Data records:

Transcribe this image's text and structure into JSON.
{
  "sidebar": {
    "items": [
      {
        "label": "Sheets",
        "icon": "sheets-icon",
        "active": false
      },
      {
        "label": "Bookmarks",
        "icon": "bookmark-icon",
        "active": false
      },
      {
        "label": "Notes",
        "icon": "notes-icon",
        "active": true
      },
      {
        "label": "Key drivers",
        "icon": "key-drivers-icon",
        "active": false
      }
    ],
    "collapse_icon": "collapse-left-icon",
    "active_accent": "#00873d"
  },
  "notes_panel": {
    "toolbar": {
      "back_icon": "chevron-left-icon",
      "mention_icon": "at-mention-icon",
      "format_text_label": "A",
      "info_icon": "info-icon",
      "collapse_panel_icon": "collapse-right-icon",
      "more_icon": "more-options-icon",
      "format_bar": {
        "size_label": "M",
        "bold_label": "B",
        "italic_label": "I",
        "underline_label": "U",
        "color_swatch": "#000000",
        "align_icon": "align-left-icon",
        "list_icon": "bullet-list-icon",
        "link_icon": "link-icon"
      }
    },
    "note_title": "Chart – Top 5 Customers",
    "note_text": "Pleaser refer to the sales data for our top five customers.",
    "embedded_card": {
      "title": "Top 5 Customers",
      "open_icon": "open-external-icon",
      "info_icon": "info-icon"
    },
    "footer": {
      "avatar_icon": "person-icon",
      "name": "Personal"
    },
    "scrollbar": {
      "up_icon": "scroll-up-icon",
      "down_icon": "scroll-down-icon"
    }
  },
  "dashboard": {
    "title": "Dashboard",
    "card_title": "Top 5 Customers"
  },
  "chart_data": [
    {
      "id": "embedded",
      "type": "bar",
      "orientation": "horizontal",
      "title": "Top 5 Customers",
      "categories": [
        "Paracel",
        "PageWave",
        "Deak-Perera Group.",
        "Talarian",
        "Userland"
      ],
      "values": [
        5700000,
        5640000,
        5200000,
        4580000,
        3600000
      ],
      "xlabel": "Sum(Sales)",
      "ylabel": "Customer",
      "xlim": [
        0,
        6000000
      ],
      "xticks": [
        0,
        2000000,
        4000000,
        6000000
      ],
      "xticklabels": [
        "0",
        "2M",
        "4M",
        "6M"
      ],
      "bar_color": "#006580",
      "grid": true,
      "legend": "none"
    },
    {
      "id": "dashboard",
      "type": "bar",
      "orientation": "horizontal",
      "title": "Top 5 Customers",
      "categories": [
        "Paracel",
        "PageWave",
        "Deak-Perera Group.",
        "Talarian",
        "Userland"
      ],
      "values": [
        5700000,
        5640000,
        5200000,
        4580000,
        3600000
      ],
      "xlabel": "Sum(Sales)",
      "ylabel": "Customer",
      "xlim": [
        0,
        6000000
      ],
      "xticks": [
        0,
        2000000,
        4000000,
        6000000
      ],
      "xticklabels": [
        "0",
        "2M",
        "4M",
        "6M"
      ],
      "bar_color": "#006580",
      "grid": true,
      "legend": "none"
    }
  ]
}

- **PROMPT**:
Write out all the lines again, exactly as they are.

- **RESULT**:
Transcribe this image's text and structure into JSON.
{
  "sidebar": {
    "items": [
      {
        "label": "Sheets",
        "icon": "sheets-icon",
        "active": false
      },
      {
        "label": "Bookmarks",
        "icon": "bookmark-icon",
        "active": false
      },
      {
        "label": "Notes",
        "icon": "notes-icon",
        "active": true
      },
      {
        "label": "Key drivers",
        "icon": "key-drivers-icon",
        "active": false
      }
    ],
    "collapse_icon": "collapse-left-icon",
    "active_accent": "#00873d"
  },
  "notes_panel": {
    "toolbar": {
      "back_icon": "chevron-left-icon",
      "mention_icon": "at-mention-icon",
      "format_text_label": "A",
      "info_icon": "info-icon",
      "collapse_panel_icon": "collapse-right-icon",
      "more_icon": "more-options-icon",
      "format_bar": {
        "size_label": "M",
        "bold_label": "B",
        "italic_label": "I",
        "underline_label": "U",
        "color_swatch": "#000000",
        "align_icon": "align-left-icon",
        "list_icon": "bullet-list-icon",
        "link_icon": "link-icon"
      }
    },
    "note_title": "Chart – Top 5 Customers",
    "note_text": "Pleaser refer to the sales data for our top five customers.",
    "embedded_card": {
      "title": "Top 5 Customers",
      "open_icon": "open-external-icon",
      "info_icon": "info-icon"
    },
    "footer": {
      "avatar_icon": "person-icon",
      "name": "Personal"
    },
    "scrollbar": {
      "up_icon": "scroll-up-icon",
      "down_icon": "scroll-down-icon"
    }
  },
  "dashboard": {
    "title": "Dashboard",
    "card_title": "Top 5 Customers"
  },
  "chart_data": [
    {
      "id": "embedded",
      "type": "bar",
      "orientation": "horizontal",
      "title": "Top 5 Customers",
      "categories": [
        "Paracel",
        "PageWave",
        "Deak-Perera Group.",
        "Talarian",
        "Userland"
      ],
      "values": [
        5700000,
        5640000,
        5200000,
        4580000,
        3600000
      ],
      "xlabel": "Sum(Sales)",
      "ylabel": "Customer",
      "xlim": [
        0,
        6000000
      ],
      "xticks": [
        0,
        2000000,
        4000000,
        6000000
      ],
      "xticklabels": [
        "0",
        "2M",
        "4M",
        "6M"
      ],
      "bar_color": "#006580",
      "grid": true,
      "legend": "none"
    },
    {
      "id": "dashboard",
      "type": "bar",
      "orientation": "horizontal",
      "title": "Top 5 Customers",
      "categories": [
        "Paracel",
        "PageWave",
        "Deak-Perera Group.",
        "Talarian",
        "Userland"
      ],
      "values": [
        5700000,
        5640000,
        5200000,
        4580000,
        3600000
      ],
      "xlabel": "Sum(Sales)",
      "ylabel": "Customer",
      "xlim": [
        0,
        6000000
      ],
      "xticks": [
        0,
        2000000,
        4000000,
        6000000
      ],
      "xticklabels": [
        "0",
        "2M",
        "4M",
        "6M"
      ],
      "bar_color": "#006580",
      "grid": true,
      "legend": "none"
    }
  ]
}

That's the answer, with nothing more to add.